**WHAT IS BEING ASKED**
Wherever the string "уважава" appears in the listing, copy that line.

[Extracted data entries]
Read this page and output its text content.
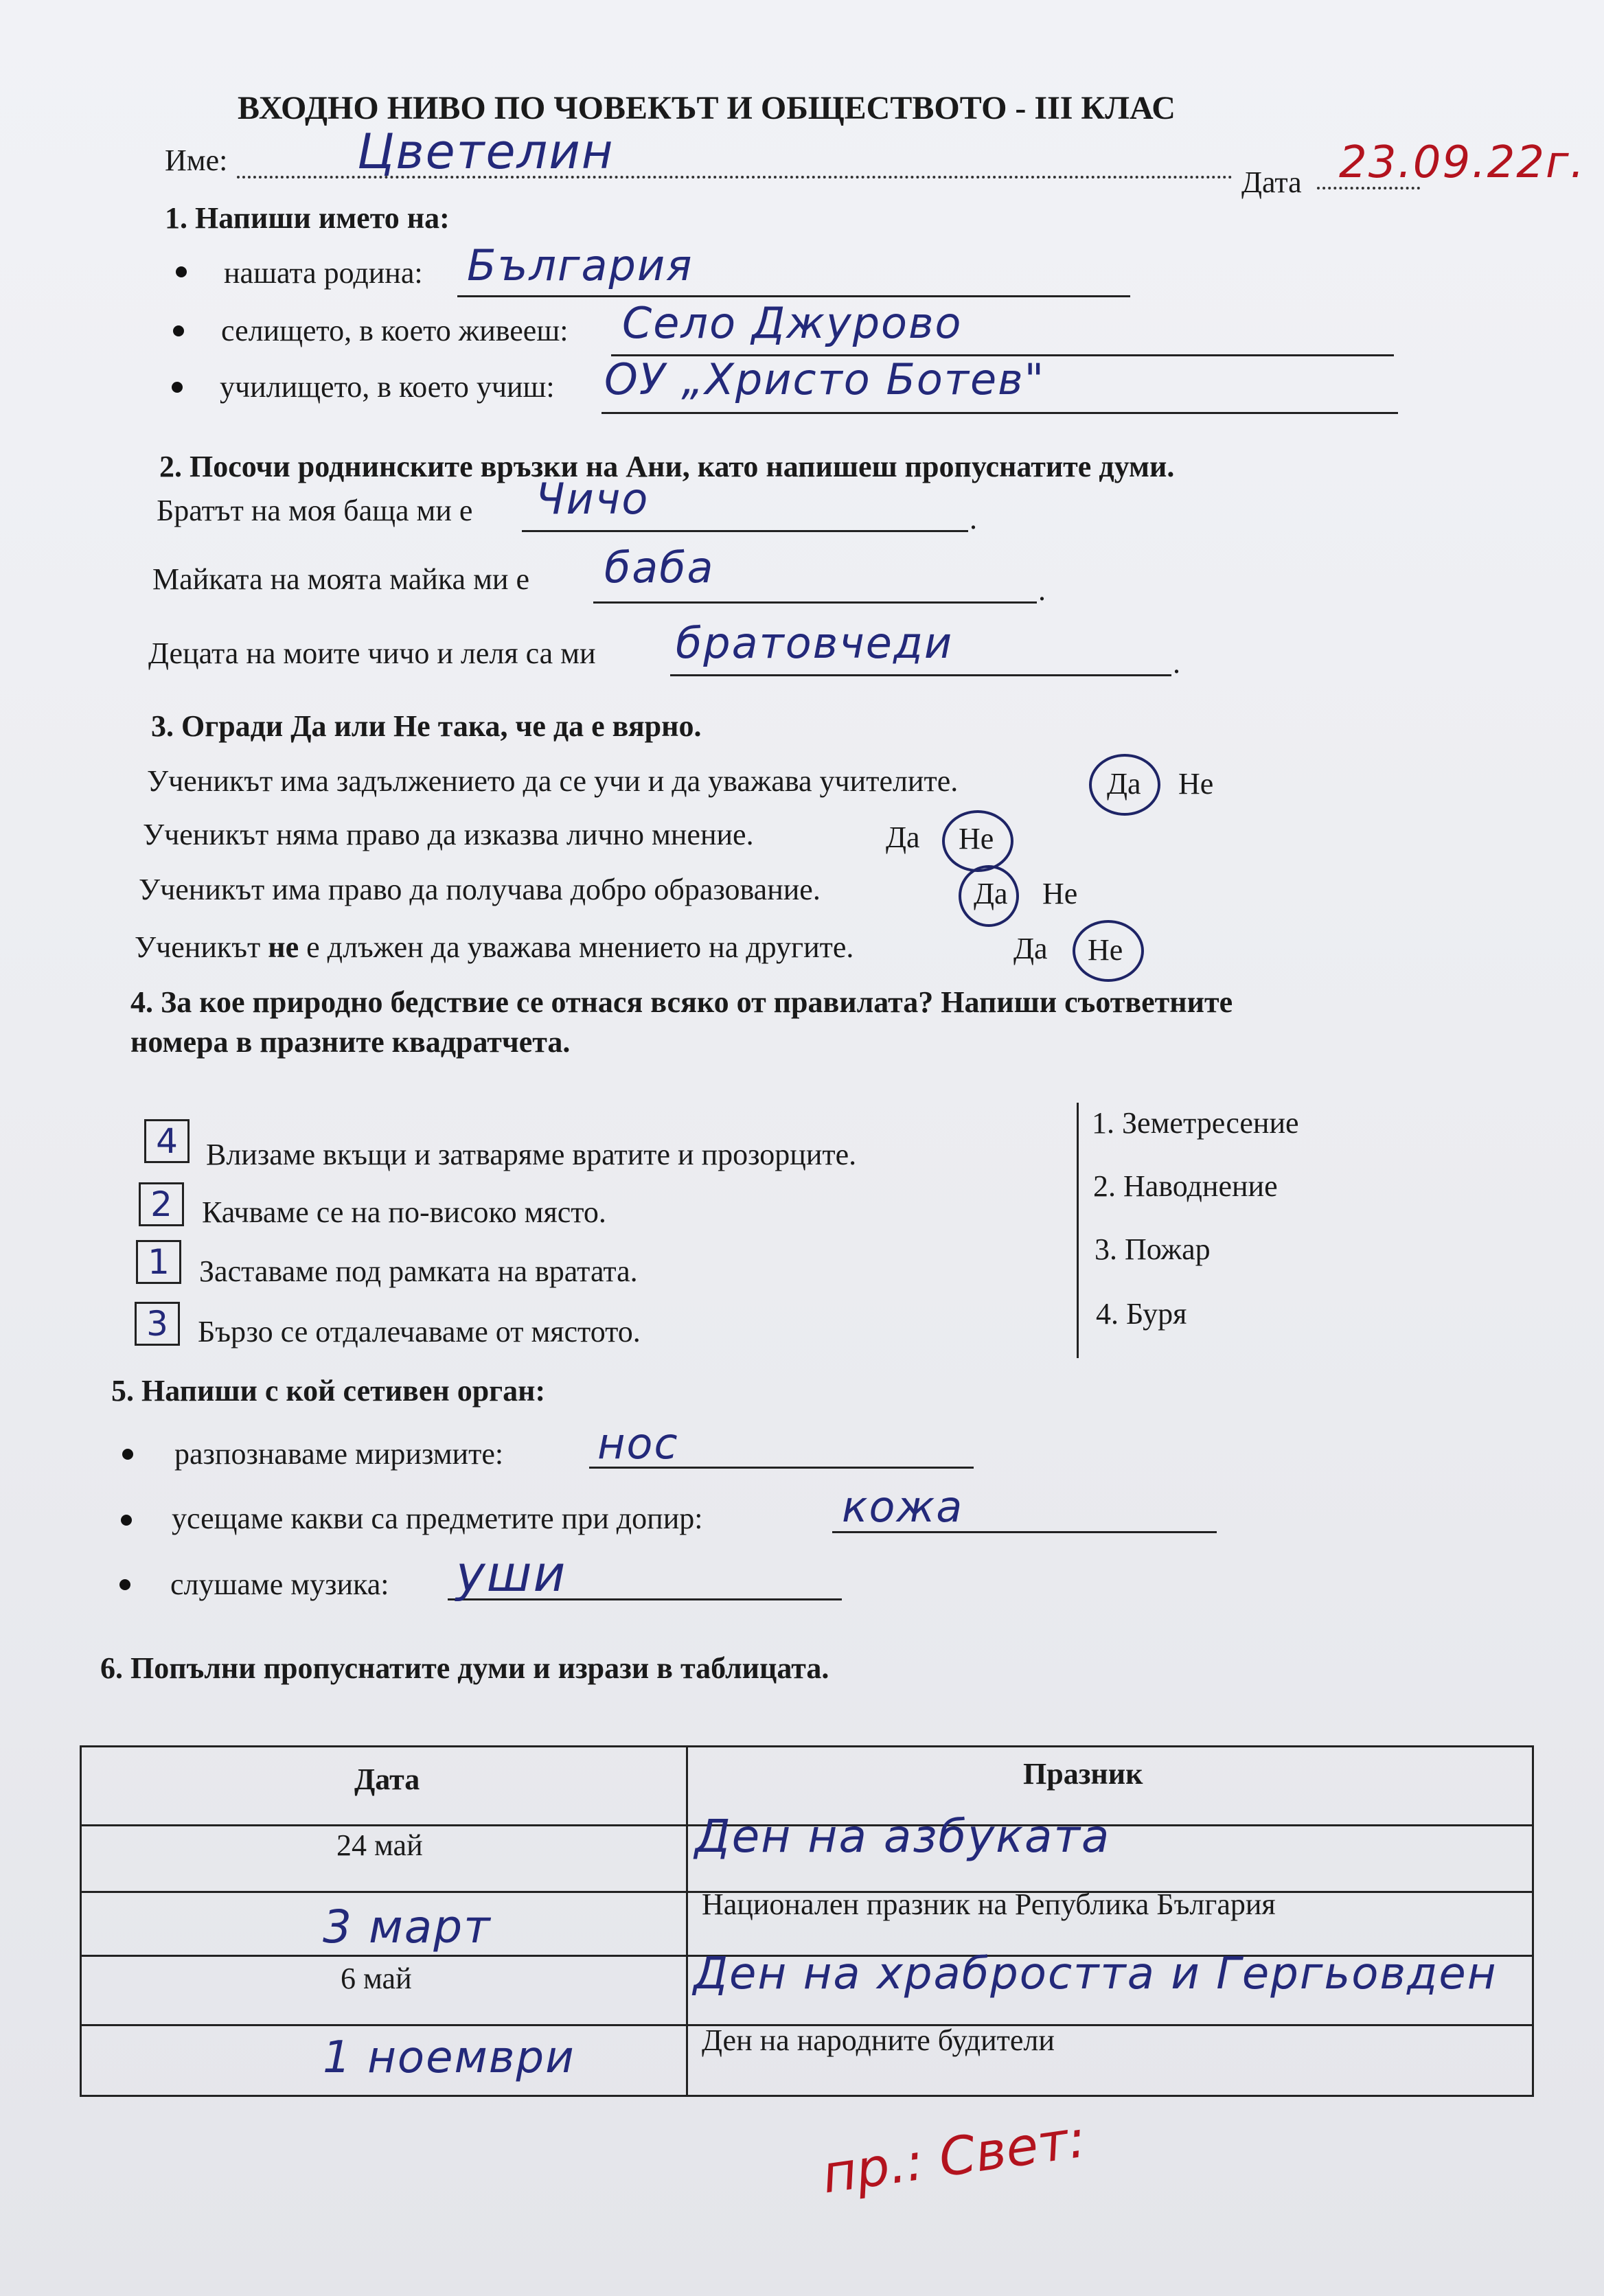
ВХОДНО НИВО ПО ЧОВЕКЪТ И ОБЩЕСТВОТО - III КЛАС
Име:	Цветелин
Дата 23.09.22г.
1. Напиши името на:
нашата родина: България
селището, в което живееш: Село Джурово
училището, в което учиш: ОУ „Христо Ботев"
2. Посочи роднинските връзки на Ани, като напишеш пропуснатите думи.
Братът на моя баща ми е	.
Чичо
Майката на моята майка ми е	.
баба
Децата на моите чичо и леля са ми	.
братовчеди
3. Огради Да или Не така, че да е вярно.
Ученикът има задължението да се учи и да уважава учителите.	Да Не
Ученикът няма право да изказва лично мнение.	Да Не
Ученикът има право да получава добро образование.	Да Не
Ученикът не е длъжен да уважава мнението на другите.	Да Не
4. За кое природно бедствие се отнася всяко от правилата? Напиши съответните
номера в празните квадратчета.
4 Влизаме вкъщи и затваряме вратите и прозорците.
2 Качваме се на по-високо място.
1 Заставаме под рамката на вратата.
3 Бързо се отдалечаваме от мястото.
1. Земетресение
2. Наводнение
3. Пожар
4. Буря
5. Напиши с кой сетивен орган:
разпознаваме миризмите: нос
усещаме какви са предметите при допир:	кожа
слушаме музика: уши
6. Попълни пропуснатите думи и изрази в таблицата.
Дата	Празник
24 май	Ден на азбуката
3 март	Национален празник на Република България
6 май	Ден на храбростта и Гергьовден
1 ноември	Ден на народните будители
пр.: Свет:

**FINISHED EXERCISE**
Ученикът има задължението да се учи и да уважава учителите.	Да Не
Ученикът не е длъжен да уважава мнението на другите.	Да Не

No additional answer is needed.